## [WORK TO COMPLETE]
Exclude the pictures, then repeat the remaining data exactly.

--- start RECORDS FOR THE EXERCISE ---

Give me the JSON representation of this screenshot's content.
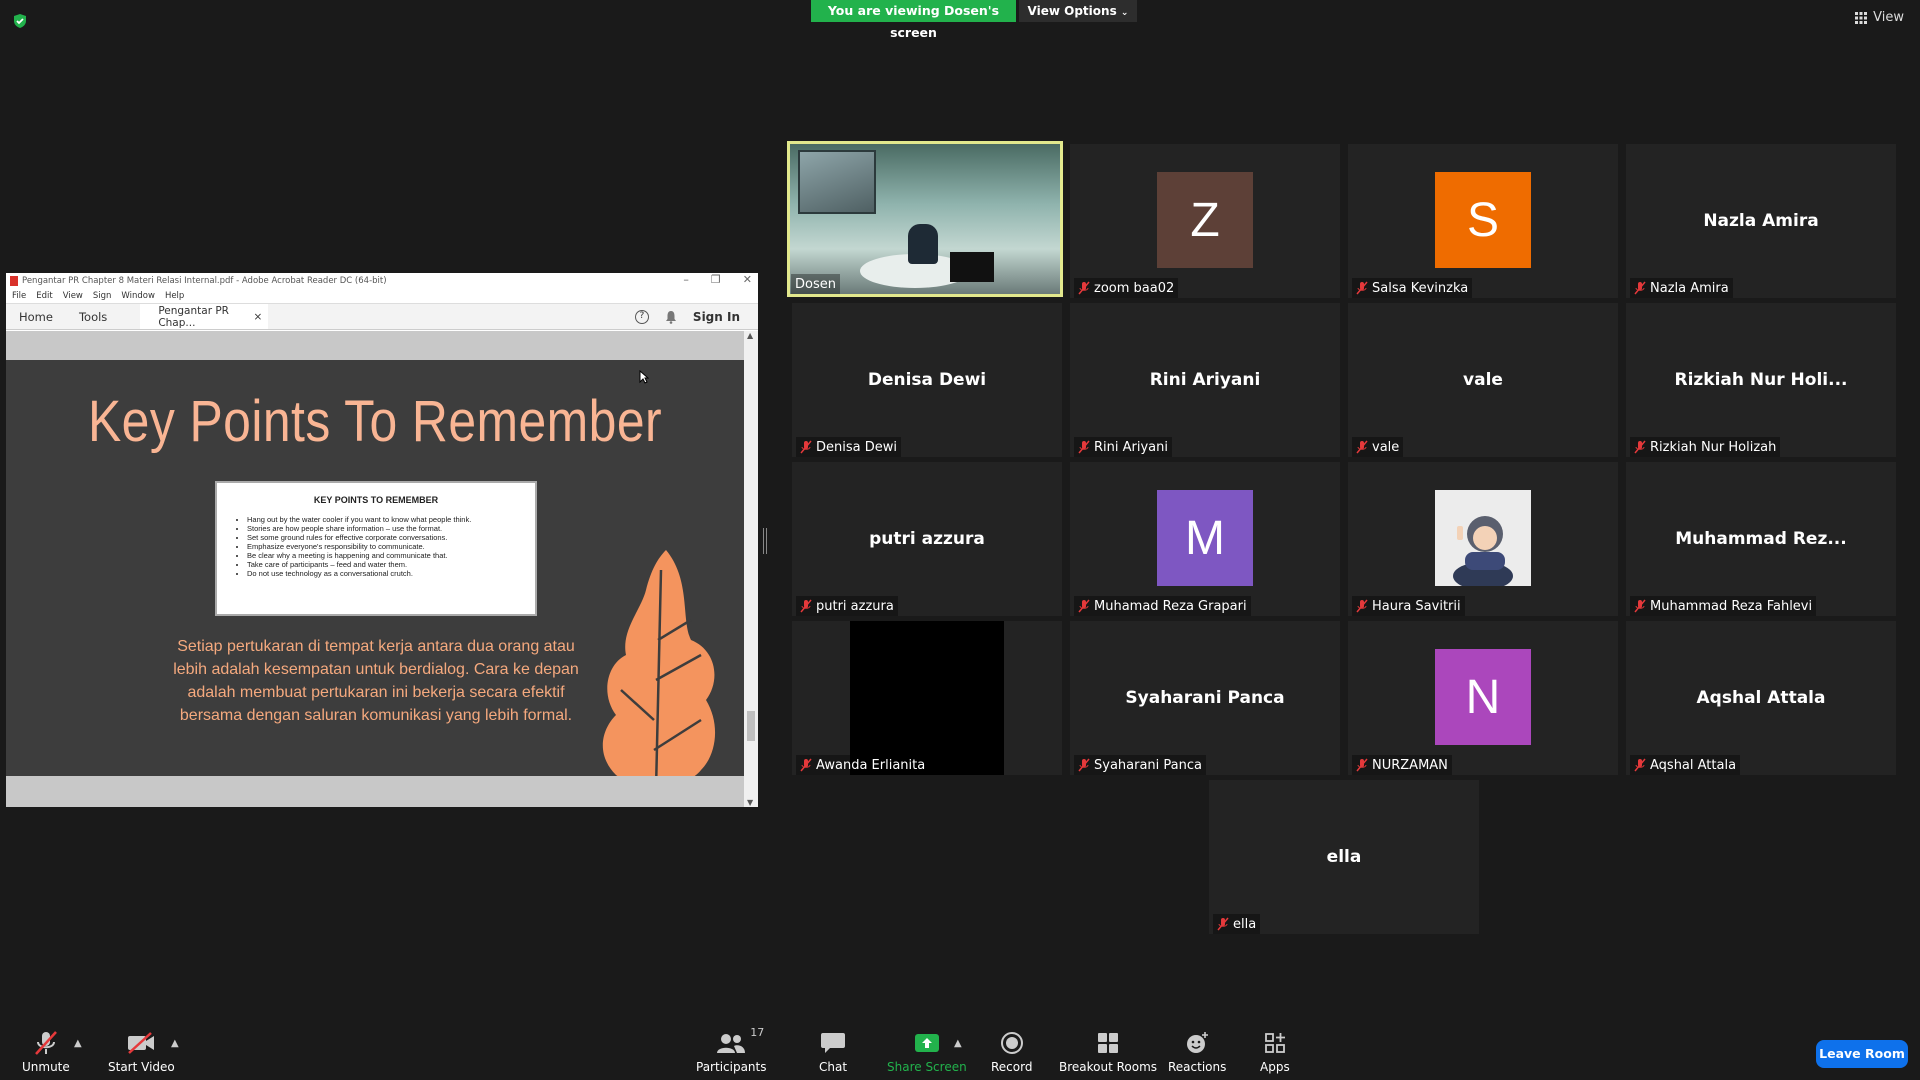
{
  "meeting": {
    "viewing_banner": "You are viewing Dosen's screen",
    "view_options": "View Options",
    "view_label": "View",
    "leave_label": "Leave Room",
    "colors": {
      "banner": "#22b24c",
      "leave": "#0e71eb",
      "share": "#22b24c",
      "active_speaker": "#e2e88d"
    }
  },
  "acrobat": {
    "window_title": "Pengantar PR Chapter 8 Materi Relasi Internal.pdf - Adobe Acrobat Reader DC (64-bit)",
    "menu": [
      "File",
      "Edit",
      "View",
      "Sign",
      "Window",
      "Help"
    ],
    "tab_home": "Home",
    "tab_tools": "Tools",
    "tab_doc": "Pengantar PR Chap...",
    "sign_in": "Sign In"
  },
  "slide": {
    "title": "Key Points To Remember",
    "box_title": "KEY POINTS TO REMEMBER",
    "bullets": [
      "Hang out by the water cooler if you want to know what people think.",
      "Stories are how people share information – use the format.",
      "Set some ground rules for effective corporate conversations.",
      "Emphasize everyone's responsibility to communicate.",
      "Be clear why a meeting is happening and communicate that.",
      "Take care of participants – feed and water them.",
      "Do not use technology as a conversational crutch."
    ],
    "body": "Setiap pertukaran di tempat kerja antara dua orang atau lebih adalah kesempatan untuk berdialog. Cara ke depan adalah membuat pertukaran ini bekerja secara efektif bersama dengan saluran komunikasi yang lebih formal."
  },
  "participants": [
    {
      "label": "Dosen",
      "type": "video",
      "muted": false
    },
    {
      "label": "zoom baa02",
      "type": "avatar",
      "initial": "Z",
      "color": "#5d4037",
      "muted": true
    },
    {
      "label": "Salsa Kevinzka",
      "type": "avatar",
      "initial": "S",
      "color": "#ef6c00",
      "muted": true
    },
    {
      "label": "Nazla Amira",
      "type": "name",
      "display": "Nazla Amira",
      "muted": true
    },
    {
      "label": "Denisa Dewi",
      "type": "name",
      "display": "Denisa Dewi",
      "muted": true
    },
    {
      "label": "Rini Ariyani",
      "type": "name",
      "display": "Rini Ariyani",
      "muted": true
    },
    {
      "label": "vale",
      "type": "name",
      "display": "vale",
      "muted": true
    },
    {
      "label": "Rizkiah Nur Holizah",
      "type": "name",
      "display": "Rizkiah  Nur  Holi...",
      "muted": true
    },
    {
      "label": "putri azzura",
      "type": "name",
      "display": "putri azzura",
      "muted": true
    },
    {
      "label": "Muhamad Reza Grapari",
      "type": "avatar",
      "initial": "M",
      "color": "#7e57c2",
      "muted": true
    },
    {
      "label": "Haura Savitrii",
      "type": "photo",
      "muted": true
    },
    {
      "label": "Muhammad Reza Fahlevi",
      "type": "name",
      "display": "Muhammad  Rez...",
      "muted": true
    },
    {
      "label": "Awanda Erlianita",
      "type": "black",
      "muted": true
    },
    {
      "label": "Syaharani Panca",
      "type": "name",
      "display": "Syaharani Panca",
      "muted": true
    },
    {
      "label": "NURZAMAN",
      "type": "avatar",
      "initial": "N",
      "color": "#ab47bc",
      "muted": true
    },
    {
      "label": "Aqshal Attala",
      "type": "name",
      "display": "Aqshal Attala",
      "muted": true
    },
    {
      "label": "ella",
      "type": "name",
      "display": "ella",
      "muted": true
    }
  ],
  "toolbar": {
    "unmute": "Unmute",
    "start_video": "Start Video",
    "participants": "Participants",
    "participants_count": "17",
    "chat": "Chat",
    "share_screen": "Share Screen",
    "record": "Record",
    "breakout_rooms": "Breakout Rooms",
    "reactions": "Reactions",
    "apps": "Apps"
  }
}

--- end RECORDS FOR THE EXERCISE ---

## [TASK OUTPUT]
Give me the JSON representation of this screenshot's content.
{
  "meeting": {
    "viewing_banner": "You are viewing Dosen's screen",
    "view_options": "View Options",
    "view_label": "View",
    "leave_label": "Leave Room",
    "colors": {
      "banner": "#22b24c",
      "leave": "#0e71eb",
      "share": "#22b24c",
      "active_speaker": "#e2e88d"
    }
  },
  "acrobat": {
    "window_title": "Pengantar PR Chapter 8 Materi Relasi Internal.pdf - Adobe Acrobat Reader DC (64-bit)",
    "menu": [
      "File",
      "Edit",
      "View",
      "Sign",
      "Window",
      "Help"
    ],
    "tab_home": "Home",
    "tab_tools": "Tools",
    "tab_doc": "Pengantar PR Chap...",
    "sign_in": "Sign In"
  },
  "slide": {
    "title": "Key Points To Remember",
    "box_title": "KEY POINTS TO REMEMBER",
    "bullets": [
      "Hang out by the water cooler if you want to know what people think.",
      "Stories are how people share information – use the format.",
      "Set some ground rules for effective corporate conversations.",
      "Emphasize everyone's responsibility to communicate.",
      "Be clear why a meeting is happening and communicate that.",
      "Take care of participants – feed and water them.",
      "Do not use technology as a conversational crutch."
    ],
    "body": "Setiap pertukaran di tempat kerja antara dua orang atau lebih adalah kesempatan untuk berdialog. Cara ke depan adalah membuat pertukaran ini bekerja secara efektif bersama dengan saluran komunikasi yang lebih formal."
  },
  "participants": [
    {
      "label": "Dosen",
      "type": "video",
      "muted": false
    },
    {
      "label": "zoom baa02",
      "type": "avatar",
      "initial": "Z",
      "color": "#5d4037",
      "muted": true
    },
    {
      "label": "Salsa Kevinzka",
      "type": "avatar",
      "initial": "S",
      "color": "#ef6c00",
      "muted": true
    },
    {
      "label": "Nazla Amira",
      "type": "name",
      "display": "Nazla Amira",
      "muted": true
    },
    {
      "label": "Denisa Dewi",
      "type": "name",
      "display": "Denisa Dewi",
      "muted": true
    },
    {
      "label": "Rini Ariyani",
      "type": "name",
      "display": "Rini Ariyani",
      "muted": true
    },
    {
      "label": "vale",
      "type": "name",
      "display": "vale",
      "muted": true
    },
    {
      "label": "Rizkiah Nur Holizah",
      "type": "name",
      "display": "Rizkiah  Nur  Holi...",
      "muted": true
    },
    {
      "label": "putri azzura",
      "type": "name",
      "display": "putri azzura",
      "muted": true
    },
    {
      "label": "Muhamad Reza Grapari",
      "type": "avatar",
      "initial": "M",
      "color": "#7e57c2",
      "muted": true
    },
    {
      "label": "Haura Savitrii",
      "type": "photo",
      "muted": true
    },
    {
      "label": "Muhammad Reza Fahlevi",
      "type": "name",
      "display": "Muhammad  Rez...",
      "muted": true
    },
    {
      "label": "Awanda Erlianita",
      "type": "black",
      "muted": true
    },
    {
      "label": "Syaharani Panca",
      "type": "name",
      "display": "Syaharani Panca",
      "muted": true
    },
    {
      "label": "NURZAMAN",
      "type": "avatar",
      "initial": "N",
      "color": "#ab47bc",
      "muted": true
    },
    {
      "label": "Aqshal Attala",
      "type": "name",
      "display": "Aqshal Attala",
      "muted": true
    },
    {
      "label": "ella",
      "type": "name",
      "display": "ella",
      "muted": true
    }
  ],
  "toolbar": {
    "unmute": "Unmute",
    "start_video": "Start Video",
    "participants": "Participants",
    "participants_count": "17",
    "chat": "Chat",
    "share_screen": "Share Screen",
    "record": "Record",
    "breakout_rooms": "Breakout Rooms",
    "reactions": "Reactions",
    "apps": "Apps"
  }
}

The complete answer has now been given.